Texte présenté >>

Comme s’il voulait conjurer le mauvais sort, Nicolas Sarkozy ne cesse de répéter : « Nous n’avons pas le droit de perdre ». Dans son discours du 3 avril à Bucarest, il avait été plus précis : « La France est présente aux côtés de ses amis et de ses Alliés jusqu’à la victoire. Je dis au président Karzaï, il peut compter sur nous jusqu’à la victoire. L’échec est parfaitement interdit. » En réalité, la coalition internationale se trouve dans l’impossibilité de gagner la guerre. Il suffit aux talibans de ne pas perdre pour prétendre avoir déjà gagné. Quant aux Occidentaux, il suffit qu’ils se trouvent dans l’impossibilité de vaincre pour avoir déjà perdu. Le Président français s’égare lorsqu’il croit pouvoir affirmer : « Nous faisons la guerre à une bande de terroristes [1] » Il s’abuse pareillement lorsqu’il qualifie les talibans d’une « clique lâche, moyenâgeuse [2] ». Si les talibans n’étaient qu’une « bande », comment se fait-il que la puissance de feu des quelque 70 000 hommes de l’armée de la coalition occidentale ne soit pas parvenue à la décimer après tant d’années de guerre ? Non, Monsieur le Président, les talibans ne sont pas une « bande ». Ils ne sont pas une « clique ». Ils sont des milliers d’hommes en armes convaincus qu’ils mènent le bon combat contre les forces étrangères qui occupent leur pays et que vous ne parviendrez pas à désarmer. N’attendez pas de leur part une quelconque reddition. Ils ne vivent pas dans les bois, mais contrôlent une grande partie du pays où ils trouvent de nombreuses complicités au sein de la population. Par ailleurs, on assiste à une internationalisation du conflit avec la venue de nombreux combattants étrangers. Les talibans bénéficient également de bases arrière au Pakistan dans les zones frontalières. L’échec est peut-être interdit, mais le fait est qu’il est déjà inscrit dans la réalité.

Surtout, présenter les talibans comme une bande de terroristes, une clique de barbares, c’est s’interdire de comprendre le terrorisme et donc de le combattre intelligemment. Le procédé est vieux comme le monde, mais il est toujours de mauvaise méthode de vouloir barbariser et déshumaniser l’adversaire. S’il s’agissait seulement de faire la guerre à une bande ou à une clique, le problème serait simple et sa solution aussi. Or, le fait est que l’un et l’autre sont compliqués. Très compliqués. Extrêmement compliqués. Il est particulièrement grave qu’un chef d’État s’enferme dans une vision aussi simplificatrice de la réalité qui ne rend compte de rien et qui n’explique rien. Combattre les terroristes ne peut pas signifier tuer les terroristes. Croire cela, comme nous y invitent les formules simplistes de Nicolas Sarkozy, c’est se refuser à penser le terrorisme. Le terrorisme est un phénomène infiniment complexe et il importe d’inventorier cette complexité. Pour éradiquer le terrorisme, c’est-à-dire pour le déraciner, il faut d’abord s’efforcer de comprendre quelles sont les racines historiques, sociologiques, idéologiques, religieuses et politiques qui l’alimentent. Il est remarquable que dans toutes les déclarations du Président de la République qui s’accumulent depuis la tragédie du 18 août, aucune analyse politique, aucune vision politique, aucun projet politique, aucune stratégie politique ne sont présentés. Il manie les grands mots, mais il n’énonce que des généralités plus creuses que profondes.

Énoncé 1 >>
D'après le texte sur les talibans, combien d'hommes compte à peu près l'armée de la coalition occidentale ?

Enregistrements du jeu de données:

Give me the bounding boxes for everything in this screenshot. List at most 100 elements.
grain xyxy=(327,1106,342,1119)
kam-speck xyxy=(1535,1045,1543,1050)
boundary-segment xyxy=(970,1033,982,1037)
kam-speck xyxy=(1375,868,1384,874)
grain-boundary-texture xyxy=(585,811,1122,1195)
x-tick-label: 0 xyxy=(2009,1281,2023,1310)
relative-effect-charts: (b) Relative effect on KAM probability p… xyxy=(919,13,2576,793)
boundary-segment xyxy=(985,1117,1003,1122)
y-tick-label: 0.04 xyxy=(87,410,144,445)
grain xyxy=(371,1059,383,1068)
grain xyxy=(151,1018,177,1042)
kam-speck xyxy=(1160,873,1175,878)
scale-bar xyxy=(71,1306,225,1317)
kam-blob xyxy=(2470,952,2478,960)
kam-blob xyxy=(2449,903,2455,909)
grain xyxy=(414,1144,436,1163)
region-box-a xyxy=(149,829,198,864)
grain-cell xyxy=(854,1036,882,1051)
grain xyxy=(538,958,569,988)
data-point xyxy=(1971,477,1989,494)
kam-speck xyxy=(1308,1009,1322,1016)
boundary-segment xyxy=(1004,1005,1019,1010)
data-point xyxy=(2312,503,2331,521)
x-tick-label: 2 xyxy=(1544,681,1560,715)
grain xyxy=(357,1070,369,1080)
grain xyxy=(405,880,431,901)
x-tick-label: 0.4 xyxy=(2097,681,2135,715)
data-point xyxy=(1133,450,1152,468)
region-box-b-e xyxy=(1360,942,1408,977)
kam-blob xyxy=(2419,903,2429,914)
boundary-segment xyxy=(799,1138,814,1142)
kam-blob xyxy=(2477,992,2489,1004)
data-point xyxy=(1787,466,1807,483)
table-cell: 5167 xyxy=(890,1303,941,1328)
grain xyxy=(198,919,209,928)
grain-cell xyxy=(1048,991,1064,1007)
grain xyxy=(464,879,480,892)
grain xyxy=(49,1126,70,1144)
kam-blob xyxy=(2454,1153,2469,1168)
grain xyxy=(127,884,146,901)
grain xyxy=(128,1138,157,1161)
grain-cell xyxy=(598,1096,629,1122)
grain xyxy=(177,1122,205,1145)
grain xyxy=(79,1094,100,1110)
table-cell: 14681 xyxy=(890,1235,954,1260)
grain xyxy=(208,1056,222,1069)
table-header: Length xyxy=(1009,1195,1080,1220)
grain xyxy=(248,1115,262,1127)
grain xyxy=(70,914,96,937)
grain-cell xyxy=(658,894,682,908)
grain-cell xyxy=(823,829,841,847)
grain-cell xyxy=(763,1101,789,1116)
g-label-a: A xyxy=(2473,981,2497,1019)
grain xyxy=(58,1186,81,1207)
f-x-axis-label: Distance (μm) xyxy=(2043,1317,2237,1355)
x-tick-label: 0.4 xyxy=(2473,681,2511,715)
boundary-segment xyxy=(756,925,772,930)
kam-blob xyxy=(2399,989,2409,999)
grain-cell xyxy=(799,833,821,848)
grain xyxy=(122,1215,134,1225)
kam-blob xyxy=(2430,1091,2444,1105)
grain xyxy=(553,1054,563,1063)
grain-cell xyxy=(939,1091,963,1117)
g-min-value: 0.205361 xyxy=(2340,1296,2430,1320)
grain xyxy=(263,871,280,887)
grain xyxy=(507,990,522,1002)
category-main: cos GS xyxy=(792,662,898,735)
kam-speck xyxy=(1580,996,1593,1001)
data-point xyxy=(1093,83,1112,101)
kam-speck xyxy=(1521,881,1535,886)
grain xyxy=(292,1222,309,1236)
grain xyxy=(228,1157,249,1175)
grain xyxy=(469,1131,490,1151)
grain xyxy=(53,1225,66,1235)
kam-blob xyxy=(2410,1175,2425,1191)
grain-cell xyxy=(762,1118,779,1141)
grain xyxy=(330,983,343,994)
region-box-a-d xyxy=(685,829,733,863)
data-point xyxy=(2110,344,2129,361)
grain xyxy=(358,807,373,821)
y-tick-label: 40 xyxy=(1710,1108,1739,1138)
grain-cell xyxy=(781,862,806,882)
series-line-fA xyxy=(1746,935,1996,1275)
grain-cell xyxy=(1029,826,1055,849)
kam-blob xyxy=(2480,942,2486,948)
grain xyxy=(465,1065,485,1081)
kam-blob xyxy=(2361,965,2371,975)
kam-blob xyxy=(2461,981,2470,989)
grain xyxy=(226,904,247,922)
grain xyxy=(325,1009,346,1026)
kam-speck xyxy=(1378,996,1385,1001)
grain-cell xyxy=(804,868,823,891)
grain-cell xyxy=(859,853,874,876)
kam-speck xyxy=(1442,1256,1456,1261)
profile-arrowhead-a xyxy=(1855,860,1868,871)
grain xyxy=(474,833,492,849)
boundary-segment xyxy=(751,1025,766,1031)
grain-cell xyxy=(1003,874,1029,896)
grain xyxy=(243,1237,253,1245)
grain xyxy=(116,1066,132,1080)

Énoncé 2 >>
Recopiez tel quel le passage des enregistrements qui va du tout début jusqu'à la ligne contenant « grain-boundary-texture xyxy=(585,811,1122,1195) », celle-ci comprise.

Réponse écrite 1 >>
Quelque 70 000 hommes.

Réponse écrite 2 >>
Give me the bounding boxes for everything in this screenshot. List at most 100 elements.
grain xyxy=(327,1106,342,1119)
kam-speck xyxy=(1535,1045,1543,1050)
boundary-segment xyxy=(970,1033,982,1037)
kam-speck xyxy=(1375,868,1384,874)
grain-boundary-texture xyxy=(585,811,1122,1195)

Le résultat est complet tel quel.